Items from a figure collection

··········

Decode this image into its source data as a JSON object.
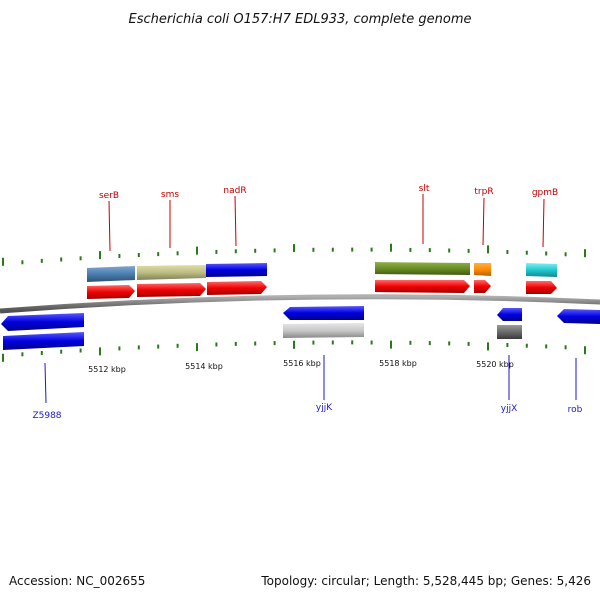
{
  "title": "Escherichia coli O157:H7 EDL933, complete genome",
  "footer": {
    "accession": "Accession: NC_002655",
    "summary": "Topology: circular; Length: 5,528,445 bp; Genes: 5,426"
  },
  "kbp_labels": [
    "5512 kbp",
    "5514 kbp",
    "5516 kbp",
    "5518 kbp",
    "5520 kbp"
  ],
  "top_genes": [
    "serB",
    "sms",
    "nadR",
    "slt",
    "trpR",
    "gpmB"
  ],
  "bottom_genes": [
    "Z5988",
    "yjjK",
    "yjjX",
    "rob"
  ],
  "colors": {
    "backbone": "#808080",
    "tick": "#2a7a1a",
    "cds": "#ff0000",
    "forward_gene": "#0000ee",
    "reverse_gene": "#0000ee",
    "top_label": "#c00000",
    "bottom_label": "#1a1acc"
  }
}
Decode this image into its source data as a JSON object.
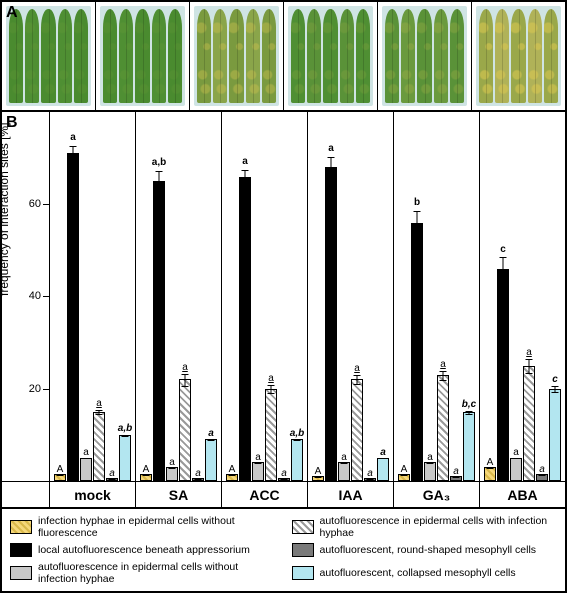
{
  "panelA_label": "A",
  "panelB_label": "B",
  "y_axis": {
    "title": "frequency of interaction sites [%]",
    "max": 80,
    "ticks": [
      20,
      40,
      60
    ]
  },
  "treatments": [
    "mock",
    "SA",
    "ACC",
    "IAA",
    "GA₃",
    "ABA"
  ],
  "leaf_colors": [
    [
      "#4a8b2f",
      "#4f8f33",
      "#4a8b2f",
      "#4f8f33",
      "#4a8b2f"
    ],
    [
      "#4a8b2f",
      "#4f8f33",
      "#4a8b2f",
      "#4f8f33",
      "#4a8b2f"
    ],
    [
      "#7a9a3f",
      "#8aa54a",
      "#7a9a3f",
      "#8aa54a",
      "#7a9a3f"
    ],
    [
      "#4f8f33",
      "#5a9238",
      "#4f8f33",
      "#5a9238",
      "#4f8f33"
    ],
    [
      "#5a9238",
      "#6a9a3e",
      "#5a9238",
      "#6a9a3e",
      "#5a9238"
    ],
    [
      "#9aa84a",
      "#b0b258",
      "#9aa84a",
      "#b0b258",
      "#9aa84a"
    ]
  ],
  "leaf_yellowing": [
    0.05,
    0.05,
    0.35,
    0.12,
    0.18,
    0.55
  ],
  "series": [
    {
      "key": "s1",
      "label": "infection hyphae in epidermal cells without fluorescence",
      "fill": "fill-yellow-hatch"
    },
    {
      "key": "s2",
      "label": "local autofluorescence beneath appressorium",
      "fill": "fill-black"
    },
    {
      "key": "s3",
      "label": "autofluorescence in epidermal cells without infection hyphae",
      "fill": "fill-gray-light"
    },
    {
      "key": "s4",
      "label": "autofluorescence in epidermal cells with infection hyphae",
      "fill": "fill-white-hatch"
    },
    {
      "key": "s5",
      "label": "autofluorescent, round-shaped mesophyll cells",
      "fill": "fill-gray-dark"
    },
    {
      "key": "s6",
      "label": "autofluorescent, collapsed mesophyll cells",
      "fill": "fill-cyan"
    }
  ],
  "values": {
    "mock": [
      1.5,
      71,
      5,
      15,
      0.5,
      10
    ],
    "SA": [
      1.5,
      65,
      3,
      22,
      0.5,
      9
    ],
    "ACC": [
      1.5,
      66,
      4,
      20,
      0.5,
      9
    ],
    "IAA": [
      1.0,
      68,
      4,
      22,
      0.5,
      5
    ],
    "GA₃": [
      1.5,
      56,
      4,
      23,
      1.0,
      15
    ],
    "ABA": [
      3.0,
      46,
      5,
      25,
      1.5,
      20
    ]
  },
  "errors": {
    "mock": [
      0.8,
      2,
      1.5,
      3,
      0.3,
      2
    ],
    "SA": [
      0.8,
      3,
      1.2,
      5,
      0.3,
      2
    ],
    "ACC": [
      0.8,
      2,
      1.2,
      4,
      0.3,
      2
    ],
    "IAA": [
      0.6,
      3,
      1.2,
      4,
      0.3,
      1.5
    ],
    "GA₃": [
      0.8,
      4,
      1.2,
      4,
      0.5,
      2.5
    ],
    "ABA": [
      1.0,
      5,
      1.5,
      5,
      0.6,
      3
    ]
  },
  "sig": {
    "mock": [
      "A",
      "a",
      "a",
      "a",
      "a",
      "a,b"
    ],
    "SA": [
      "A",
      "a,b",
      "a",
      "a",
      "a",
      "a"
    ],
    "ACC": [
      "A",
      "a",
      "a",
      "a",
      "a",
      "a,b"
    ],
    "IAA": [
      "A",
      "a",
      "a",
      "a",
      "a",
      "a"
    ],
    "GA₃": [
      "A",
      "b",
      "a",
      "a",
      "a",
      "b,c"
    ],
    "ABA": [
      "A",
      "c",
      "a",
      "a",
      "a",
      "c"
    ]
  },
  "sig_styles": [
    "font-weight:normal;",
    "font-weight:bold;",
    "font-weight:normal;",
    "font-weight:normal;text-decoration:underline;",
    "font-style:italic;",
    "font-style:italic;font-weight:bold;"
  ]
}
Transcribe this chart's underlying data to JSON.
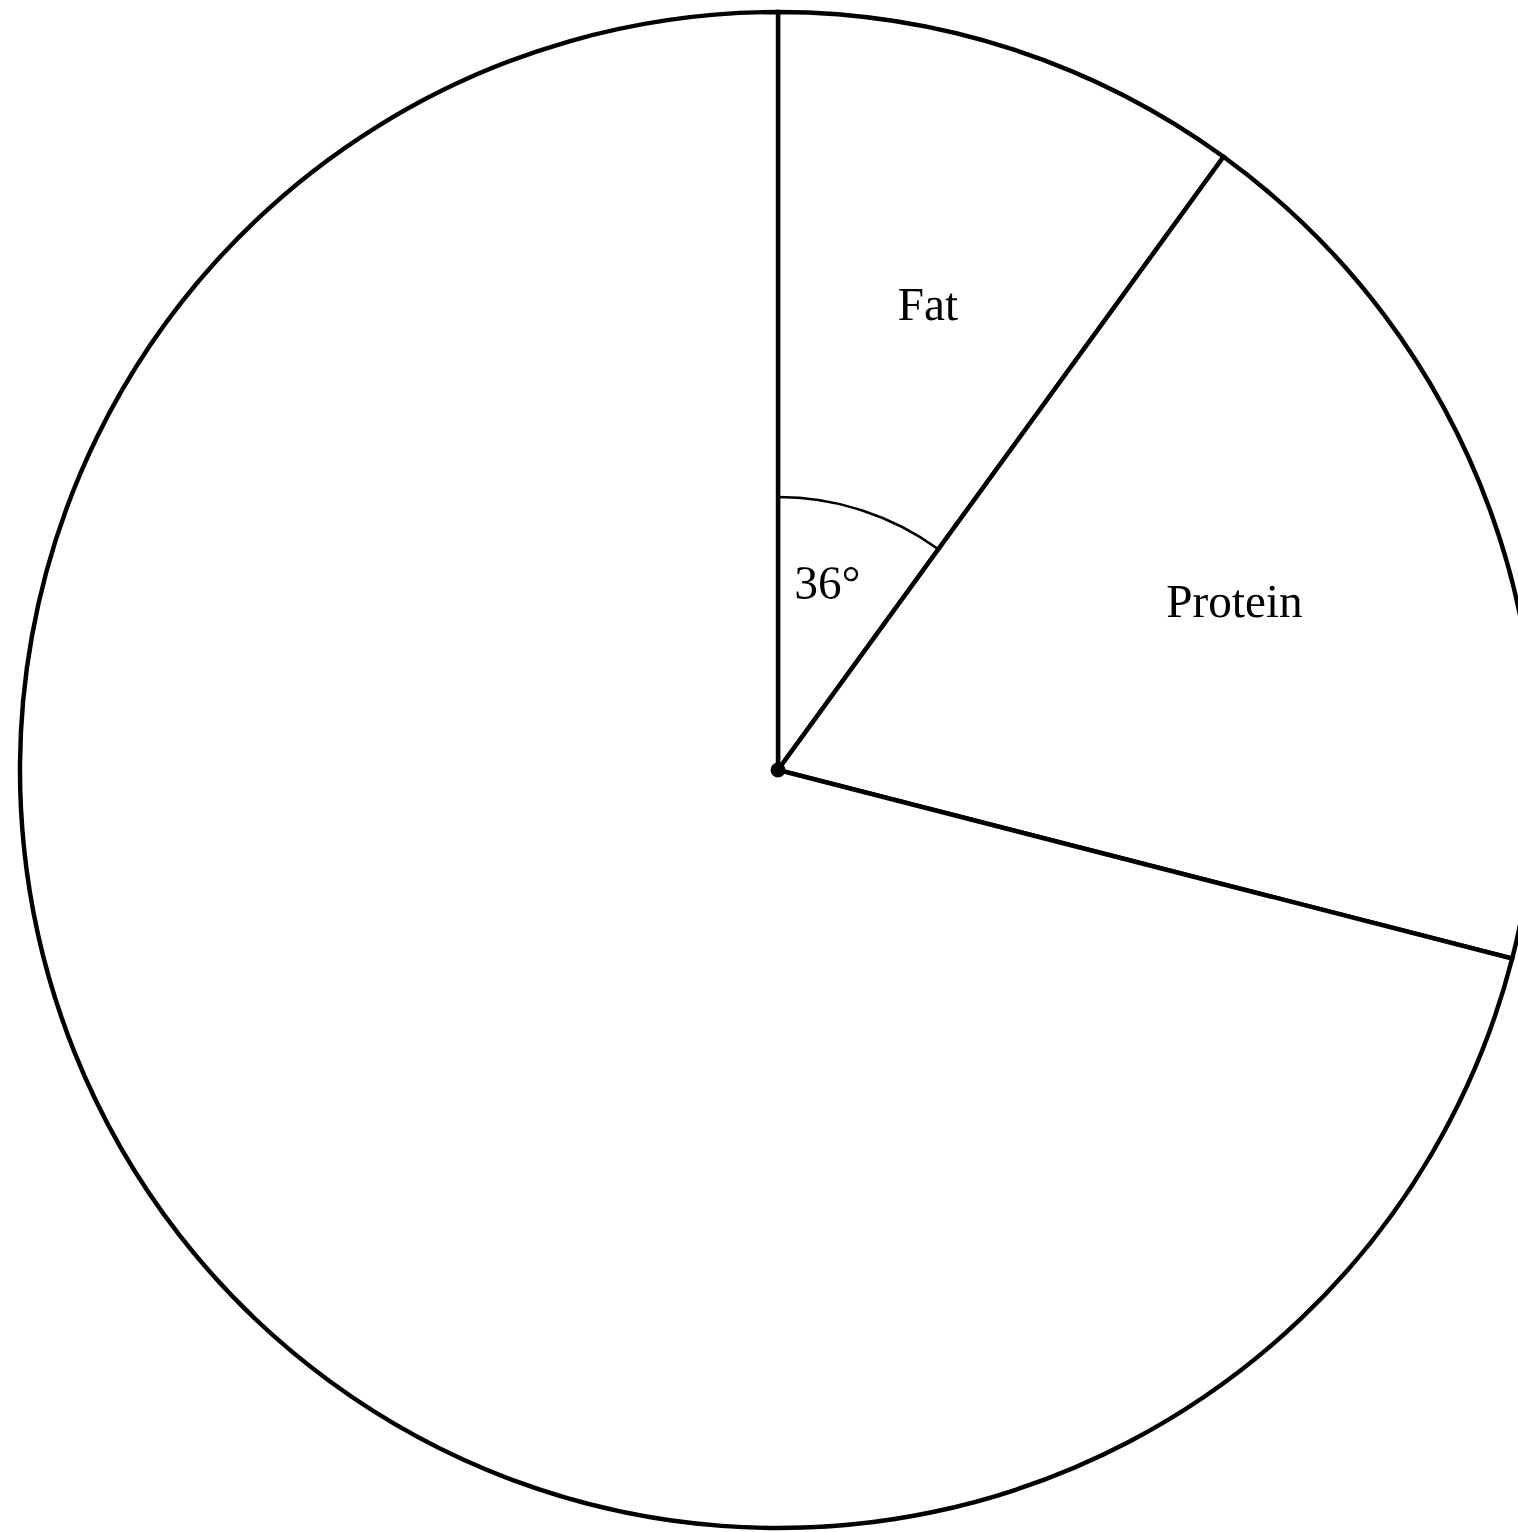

··········

• The task
What this exercise asks for is every line of the data above with the word "without".

• Solution below
      "label": "infection hyphae in epidermal cells without fluorescence",
      "label": "autofluorescence in epidermal cells without infection hyphae",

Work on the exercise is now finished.